═══ Entries supplied

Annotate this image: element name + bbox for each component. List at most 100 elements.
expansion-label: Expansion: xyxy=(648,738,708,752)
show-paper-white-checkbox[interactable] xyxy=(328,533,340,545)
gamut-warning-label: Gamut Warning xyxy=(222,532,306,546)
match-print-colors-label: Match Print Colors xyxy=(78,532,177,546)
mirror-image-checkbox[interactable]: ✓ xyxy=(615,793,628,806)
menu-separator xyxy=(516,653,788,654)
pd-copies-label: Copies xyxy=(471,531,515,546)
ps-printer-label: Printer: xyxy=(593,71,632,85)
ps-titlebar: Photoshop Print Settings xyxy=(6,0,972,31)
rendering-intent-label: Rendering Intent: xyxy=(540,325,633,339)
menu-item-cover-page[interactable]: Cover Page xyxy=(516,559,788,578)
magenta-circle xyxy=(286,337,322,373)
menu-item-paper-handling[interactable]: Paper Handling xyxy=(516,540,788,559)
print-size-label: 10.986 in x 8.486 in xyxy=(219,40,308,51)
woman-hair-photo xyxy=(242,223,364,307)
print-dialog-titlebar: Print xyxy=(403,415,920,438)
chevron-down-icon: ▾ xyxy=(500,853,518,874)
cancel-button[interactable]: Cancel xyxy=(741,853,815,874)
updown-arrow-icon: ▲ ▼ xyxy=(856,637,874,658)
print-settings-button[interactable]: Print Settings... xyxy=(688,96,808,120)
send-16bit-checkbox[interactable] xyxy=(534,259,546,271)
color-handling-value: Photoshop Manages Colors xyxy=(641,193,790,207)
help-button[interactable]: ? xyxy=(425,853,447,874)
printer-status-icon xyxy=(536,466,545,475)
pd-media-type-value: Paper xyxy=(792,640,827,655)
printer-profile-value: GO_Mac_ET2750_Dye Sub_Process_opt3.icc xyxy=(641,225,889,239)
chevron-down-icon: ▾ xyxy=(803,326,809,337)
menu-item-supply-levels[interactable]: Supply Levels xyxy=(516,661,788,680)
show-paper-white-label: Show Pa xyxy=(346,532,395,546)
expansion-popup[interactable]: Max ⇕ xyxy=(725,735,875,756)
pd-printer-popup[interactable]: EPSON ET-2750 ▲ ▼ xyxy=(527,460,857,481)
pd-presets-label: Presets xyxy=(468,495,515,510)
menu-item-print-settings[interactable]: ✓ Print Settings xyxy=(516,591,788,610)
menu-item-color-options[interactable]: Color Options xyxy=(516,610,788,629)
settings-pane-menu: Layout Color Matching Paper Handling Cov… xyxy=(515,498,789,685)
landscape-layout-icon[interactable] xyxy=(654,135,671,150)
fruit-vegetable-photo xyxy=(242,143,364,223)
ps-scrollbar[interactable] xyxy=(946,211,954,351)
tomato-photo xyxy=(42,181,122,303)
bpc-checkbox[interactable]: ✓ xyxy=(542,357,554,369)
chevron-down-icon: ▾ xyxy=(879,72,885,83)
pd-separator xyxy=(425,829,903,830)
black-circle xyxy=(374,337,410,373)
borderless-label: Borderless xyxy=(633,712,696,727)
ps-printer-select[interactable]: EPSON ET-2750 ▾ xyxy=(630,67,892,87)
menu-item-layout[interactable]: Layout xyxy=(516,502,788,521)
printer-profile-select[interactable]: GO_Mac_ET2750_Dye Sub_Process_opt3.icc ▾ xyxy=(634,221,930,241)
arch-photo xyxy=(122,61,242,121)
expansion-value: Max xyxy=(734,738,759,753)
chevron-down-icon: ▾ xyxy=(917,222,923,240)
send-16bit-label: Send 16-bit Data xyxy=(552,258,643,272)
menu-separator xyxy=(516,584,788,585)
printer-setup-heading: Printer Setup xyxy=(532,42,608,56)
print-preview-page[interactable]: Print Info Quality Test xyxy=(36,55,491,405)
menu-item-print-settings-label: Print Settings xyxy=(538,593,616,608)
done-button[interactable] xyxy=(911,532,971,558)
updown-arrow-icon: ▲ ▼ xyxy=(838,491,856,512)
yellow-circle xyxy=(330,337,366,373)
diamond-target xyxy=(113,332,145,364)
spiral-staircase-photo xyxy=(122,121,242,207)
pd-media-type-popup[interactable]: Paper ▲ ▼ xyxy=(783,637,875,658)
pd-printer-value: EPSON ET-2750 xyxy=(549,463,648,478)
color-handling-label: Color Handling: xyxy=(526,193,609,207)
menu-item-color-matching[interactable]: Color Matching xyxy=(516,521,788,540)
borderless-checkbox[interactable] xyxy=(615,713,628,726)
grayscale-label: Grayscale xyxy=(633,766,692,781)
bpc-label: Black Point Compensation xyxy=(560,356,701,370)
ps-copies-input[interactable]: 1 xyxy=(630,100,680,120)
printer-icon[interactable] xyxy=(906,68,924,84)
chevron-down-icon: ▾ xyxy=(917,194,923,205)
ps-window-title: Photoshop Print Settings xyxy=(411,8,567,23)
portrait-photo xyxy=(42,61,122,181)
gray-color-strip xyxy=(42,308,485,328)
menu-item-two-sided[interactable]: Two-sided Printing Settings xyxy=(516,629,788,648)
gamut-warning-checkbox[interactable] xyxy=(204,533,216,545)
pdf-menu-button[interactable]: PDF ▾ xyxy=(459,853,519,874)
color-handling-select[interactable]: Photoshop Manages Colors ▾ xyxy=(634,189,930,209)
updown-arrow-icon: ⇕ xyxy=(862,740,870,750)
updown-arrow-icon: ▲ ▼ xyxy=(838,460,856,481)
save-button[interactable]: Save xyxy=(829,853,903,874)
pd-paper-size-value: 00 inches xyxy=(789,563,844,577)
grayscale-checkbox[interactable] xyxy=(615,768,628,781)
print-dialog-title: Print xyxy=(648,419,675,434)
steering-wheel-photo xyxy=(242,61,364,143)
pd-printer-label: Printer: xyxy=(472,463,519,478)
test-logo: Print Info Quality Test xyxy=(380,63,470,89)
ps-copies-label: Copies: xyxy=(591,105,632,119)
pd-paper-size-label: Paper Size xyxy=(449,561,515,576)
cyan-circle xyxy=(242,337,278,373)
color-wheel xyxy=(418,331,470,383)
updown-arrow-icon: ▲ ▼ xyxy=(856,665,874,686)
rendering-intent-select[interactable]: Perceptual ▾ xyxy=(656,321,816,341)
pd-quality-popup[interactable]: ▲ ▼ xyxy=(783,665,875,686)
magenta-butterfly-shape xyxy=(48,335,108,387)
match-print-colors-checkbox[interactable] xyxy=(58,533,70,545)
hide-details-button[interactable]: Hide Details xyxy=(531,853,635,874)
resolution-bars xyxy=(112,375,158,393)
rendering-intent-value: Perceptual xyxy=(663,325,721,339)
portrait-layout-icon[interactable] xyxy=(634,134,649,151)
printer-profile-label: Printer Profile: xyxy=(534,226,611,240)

══════

- Written exercise
Write out the lines of the records verbatim, from the first line through the line that holds "printer-profile-value: GO_Mac_ET2750_Dye Sub_Process_opt3.icc", both ends included.

- Full solution
Annotate this image: element name + bbox for each component. List at most 100 elements.
expansion-label: Expansion: xyxy=(648,738,708,752)
show-paper-white-checkbox[interactable] xyxy=(328,533,340,545)
gamut-warning-label: Gamut Warning xyxy=(222,532,306,546)
match-print-colors-label: Match Print Colors xyxy=(78,532,177,546)
mirror-image-checkbox[interactable]: ✓ xyxy=(615,793,628,806)
menu-separator xyxy=(516,653,788,654)
pd-copies-label: Copies xyxy=(471,531,515,546)
ps-printer-label: Printer: xyxy=(593,71,632,85)
ps-titlebar: Photoshop Print Settings xyxy=(6,0,972,31)
rendering-intent-label: Rendering Intent: xyxy=(540,325,633,339)
menu-item-cover-page[interactable]: Cover Page xyxy=(516,559,788,578)
magenta-circle xyxy=(286,337,322,373)
menu-item-paper-handling[interactable]: Paper Handling xyxy=(516,540,788,559)
print-size-label: 10.986 in x 8.486 in xyxy=(219,40,308,51)
woman-hair-photo xyxy=(242,223,364,307)
print-dialog-titlebar: Print xyxy=(403,415,920,438)
chevron-down-icon: ▾ xyxy=(500,853,518,874)
cancel-button[interactable]: Cancel xyxy=(741,853,815,874)
updown-arrow-icon: ▲ ▼ xyxy=(856,637,874,658)
print-settings-button[interactable]: Print Settings... xyxy=(688,96,808,120)
send-16bit-checkbox[interactable] xyxy=(534,259,546,271)
color-handling-value: Photoshop Manages Colors xyxy=(641,193,790,207)
help-button[interactable]: ? xyxy=(425,853,447,874)
printer-status-icon xyxy=(536,466,545,475)
pd-media-type-value: Paper xyxy=(792,640,827,655)
printer-profile-value: GO_Mac_ET2750_Dye Sub_Process_opt3.icc xyxy=(641,225,889,239)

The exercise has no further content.